(Recorded data)
* * * *

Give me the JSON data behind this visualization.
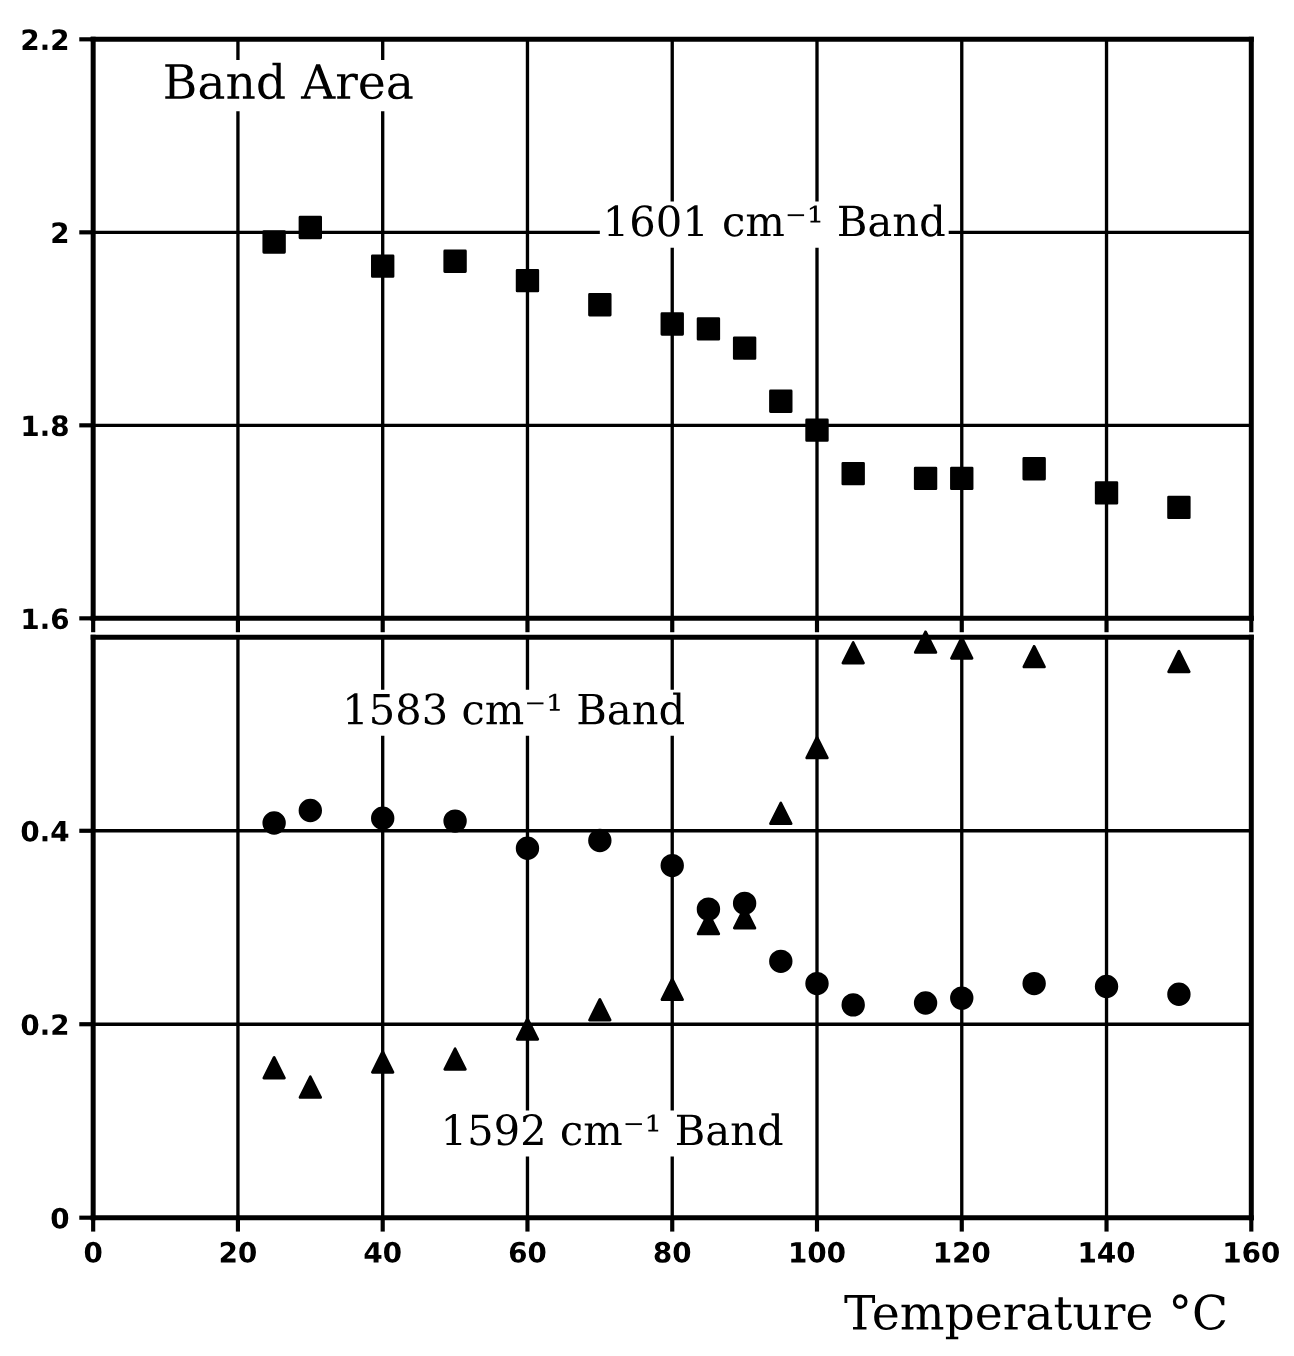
{
  "chart_data": [
    {
      "type": "scatter",
      "ylabel": "Band Area",
      "xlim": [
        0,
        160
      ],
      "xticks": [
        0,
        20,
        40,
        60,
        80,
        100,
        120,
        140,
        160
      ],
      "ylim": [
        1.6,
        2.2
      ],
      "yticks": [
        1.6,
        1.8,
        2,
        2.2
      ],
      "tick_labels": "y",
      "grid": true,
      "x": [
        25,
        30,
        40,
        50,
        60,
        70,
        80,
        85,
        90,
        95,
        100,
        105,
        115,
        120,
        130,
        140,
        150
      ],
      "series": [
        {
          "name": "1601 cm⁻¹ Band",
          "color": "#000000",
          "marker": "square",
          "values": [
            1.99,
            2.005,
            1.965,
            1.97,
            1.95,
            1.925,
            1.905,
            1.9,
            1.88,
            1.825,
            1.795,
            1.75,
            1.745,
            1.745,
            1.755,
            1.73,
            1.715
          ]
        }
      ]
    },
    {
      "type": "scatter",
      "xlabel": "Temperature °C",
      "xlim": [
        0,
        160
      ],
      "xticks": [
        0,
        20,
        40,
        60,
        80,
        100,
        120,
        140,
        160
      ],
      "ylim": [
        0,
        0.6
      ],
      "yticks": [
        0,
        0.2,
        0.4
      ],
      "grid": true,
      "x": [
        25,
        30,
        40,
        50,
        60,
        70,
        80,
        85,
        90,
        95,
        100,
        105,
        115,
        120,
        130,
        140,
        150
      ],
      "series": [
        {
          "name": "1583 cm⁻¹ Band",
          "color": "#000000",
          "marker": "circle",
          "values": [
            0.408,
            0.421,
            0.413,
            0.41,
            0.382,
            0.39,
            0.364,
            0.319,
            0.325,
            0.265,
            0.242,
            0.22,
            0.222,
            0.227,
            0.242,
            0.239,
            0.231
          ]
        },
        {
          "name": "1592 cm⁻¹ Band",
          "color": "#000000",
          "marker": "triangle",
          "values": [
            0.155,
            0.135,
            0.161,
            0.164,
            0.195,
            0.215,
            0.236,
            0.304,
            0.31,
            0.418,
            0.486,
            0.584,
            0.595,
            0.589,
            0.58,
            null,
            0.575
          ]
        }
      ]
    }
  ]
}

* * * *

-- Exercise requirements --
Omit each picture, then return all of the listing exactly as it stands.

-- Task result --
Give me the JSON data behind this visualization.
{
  "chart_data": [
    {
      "type": "scatter",
      "ylabel": "Band Area",
      "xlim": [
        0,
        160
      ],
      "xticks": [
        0,
        20,
        40,
        60,
        80,
        100,
        120,
        140,
        160
      ],
      "ylim": [
        1.6,
        2.2
      ],
      "yticks": [
        1.6,
        1.8,
        2,
        2.2
      ],
      "tick_labels": "y",
      "grid": true,
      "x": [
        25,
        30,
        40,
        50,
        60,
        70,
        80,
        85,
        90,
        95,
        100,
        105,
        115,
        120,
        130,
        140,
        150
      ],
      "series": [
        {
          "name": "1601 cm⁻¹ Band",
          "color": "#000000",
          "marker": "square",
          "values": [
            1.99,
            2.005,
            1.965,
            1.97,
            1.95,
            1.925,
            1.905,
            1.9,
            1.88,
            1.825,
            1.795,
            1.75,
            1.745,
            1.745,
            1.755,
            1.73,
            1.715
          ]
        }
      ]
    },
    {
      "type": "scatter",
      "xlabel": "Temperature °C",
      "xlim": [
        0,
        160
      ],
      "xticks": [
        0,
        20,
        40,
        60,
        80,
        100,
        120,
        140,
        160
      ],
      "ylim": [
        0,
        0.6
      ],
      "yticks": [
        0,
        0.2,
        0.4
      ],
      "grid": true,
      "x": [
        25,
        30,
        40,
        50,
        60,
        70,
        80,
        85,
        90,
        95,
        100,
        105,
        115,
        120,
        130,
        140,
        150
      ],
      "series": [
        {
          "name": "1583 cm⁻¹ Band",
          "color": "#000000",
          "marker": "circle",
          "values": [
            0.408,
            0.421,
            0.413,
            0.41,
            0.382,
            0.39,
            0.364,
            0.319,
            0.325,
            0.265,
            0.242,
            0.22,
            0.222,
            0.227,
            0.242,
            0.239,
            0.231
          ]
        },
        {
          "name": "1592 cm⁻¹ Band",
          "color": "#000000",
          "marker": "triangle",
          "values": [
            0.155,
            0.135,
            0.161,
            0.164,
            0.195,
            0.215,
            0.236,
            0.304,
            0.31,
            0.418,
            0.486,
            0.584,
            0.595,
            0.589,
            0.58,
            null,
            0.575
          ]
        }
      ]
    }
  ]
}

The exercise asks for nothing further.